--- DIRECTION ---
In the material below, find every line with "true" and pull it out.
# Start of RECORDED DATA
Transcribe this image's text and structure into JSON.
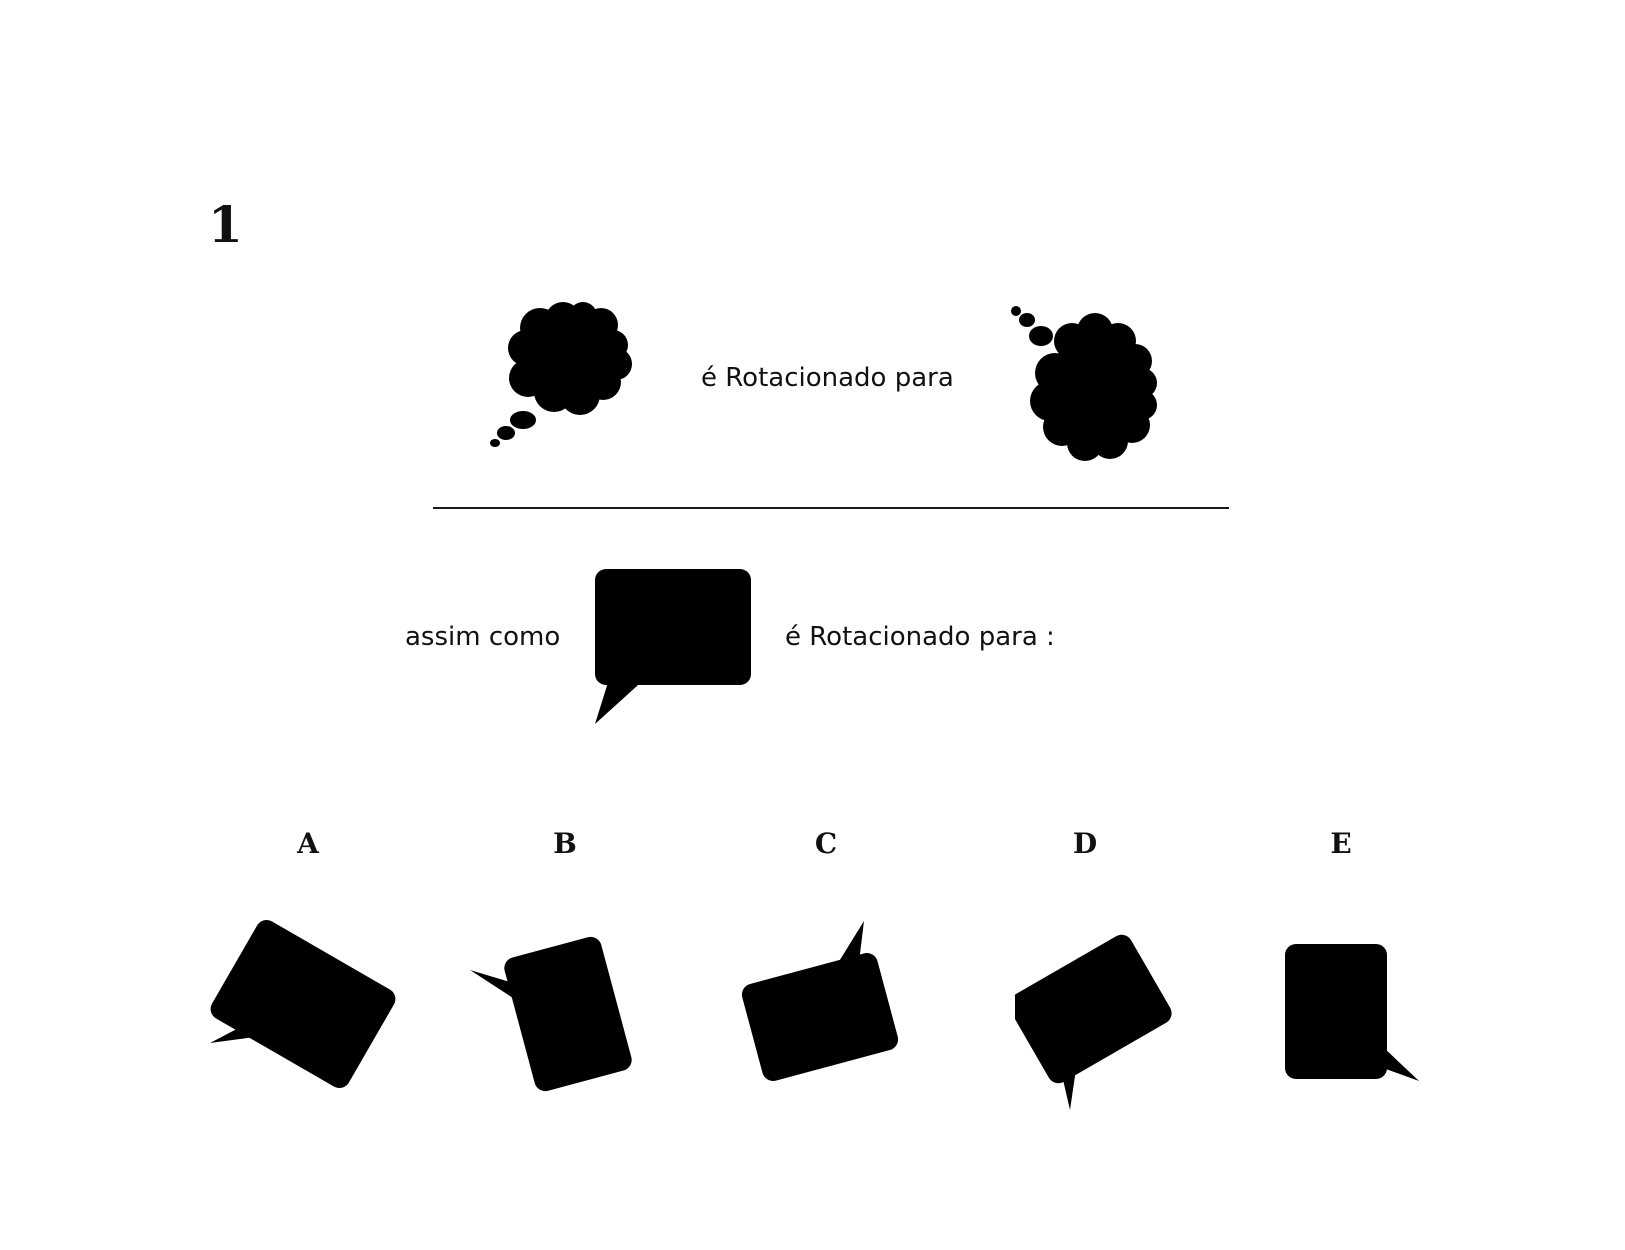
{
  "question": {
    "number": "1"
  },
  "example": {
    "rotated_label": "é Rotacionado para"
  },
  "problem": {
    "prefix_label": "assim como",
    "rotated_label": "é Rotacionado para :"
  },
  "options": [
    {
      "letter": "A"
    },
    {
      "letter": "B"
    },
    {
      "letter": "C"
    },
    {
      "letter": "D"
    },
    {
      "letter": "E"
    }
  ],
  "colors": {
    "shape_fill": "#000000",
    "text": "#111111",
    "background": "#ffffff"
  },
  "icons": {
    "example_source": "thought-bubble-icon",
    "example_target": "thought-bubble-rotated-icon",
    "problem_source": "speech-bubble-icon",
    "options": [
      "speech-bubble-icon",
      "speech-bubble-icon",
      "speech-bubble-icon",
      "speech-bubble-icon",
      "speech-bubble-icon"
    ]
  }
}
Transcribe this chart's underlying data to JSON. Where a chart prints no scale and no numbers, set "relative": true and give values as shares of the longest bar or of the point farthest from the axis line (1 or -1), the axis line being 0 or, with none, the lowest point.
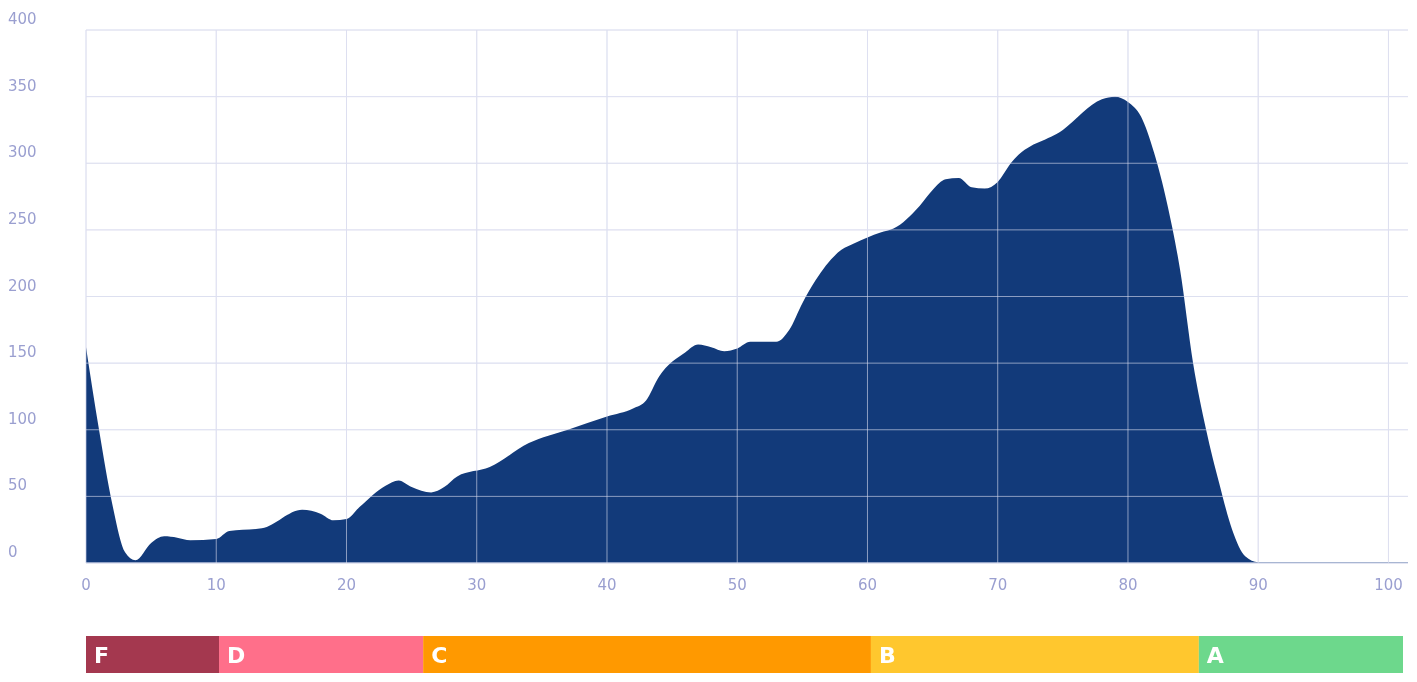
{
  "chart_data": [
    {
      "type": "area",
      "color": "#123a7a",
      "x": [
        0,
        1,
        2,
        3,
        3.8,
        5,
        6,
        7,
        8,
        10,
        11,
        13.5,
        16.6,
        18,
        19,
        20,
        21,
        23,
        24,
        25,
        26.5,
        27.5,
        28.5,
        31,
        34,
        37,
        40,
        42,
        43,
        44,
        46,
        47,
        48,
        49,
        50,
        51,
        53,
        54,
        55,
        56,
        58,
        59,
        61,
        62,
        64,
        65,
        66,
        67,
        68,
        69,
        70,
        71,
        75,
        78,
        79,
        80,
        81,
        82,
        83,
        84,
        85,
        86,
        87,
        88,
        89,
        90,
        100,
        101.5
      ],
      "values": [
        162,
        100,
        45,
        8,
        2,
        15,
        20,
        19,
        17,
        18,
        24,
        26,
        40,
        37,
        32,
        33,
        42,
        58,
        62,
        57,
        53,
        57,
        65,
        72,
        90,
        100,
        110,
        116,
        122,
        140,
        158,
        164,
        162,
        159,
        161,
        166,
        166,
        175,
        195,
        212,
        235,
        240,
        248,
        251,
        268,
        280,
        288,
        289,
        282,
        281,
        286,
        300,
        325,
        348,
        350,
        346,
        335,
        308,
        270,
        220,
        150,
        100,
        60,
        25,
        5,
        0.5,
        0.5,
        0.5
      ],
      "xlim": [
        0,
        101.5
      ],
      "xticks": [
        0,
        10,
        20,
        30,
        40,
        50,
        60,
        70,
        80,
        90,
        100
      ],
      "ylim": [
        0,
        400
      ],
      "yticks": [
        0,
        50,
        100,
        150,
        200,
        250,
        300,
        350,
        400
      ],
      "grid": true
    },
    {
      "type": "bar",
      "orientation": "horizontal",
      "stacked": true,
      "categories": [
        null
      ],
      "relative": true,
      "series": [
        {
          "name": "F",
          "color": "#a4384f",
          "values": [
            0.101
          ]
        },
        {
          "name": "D",
          "color": "#ff6f8a",
          "values": [
            0.155
          ]
        },
        {
          "name": "C",
          "color": "#ff9900",
          "values": [
            0.34
          ]
        },
        {
          "name": "B",
          "color": "#ffc72e",
          "values": [
            0.249
          ]
        },
        {
          "name": "A",
          "color": "#6dd88c",
          "values": [
            0.155
          ]
        }
      ]
    }
  ]
}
# End of RECORDED DATA
--- TASK ANSWER ---
Transcribe this chart's underlying data to JSON. Where a chart prints no scale and no numbers, set "relative": true and give values as shares of the longest bar or of the point farthest from the axis line (1 or -1), the axis line being 0 or, with none, the lowest point.
      "grid": true
      "stacked": true,
      "relative": true,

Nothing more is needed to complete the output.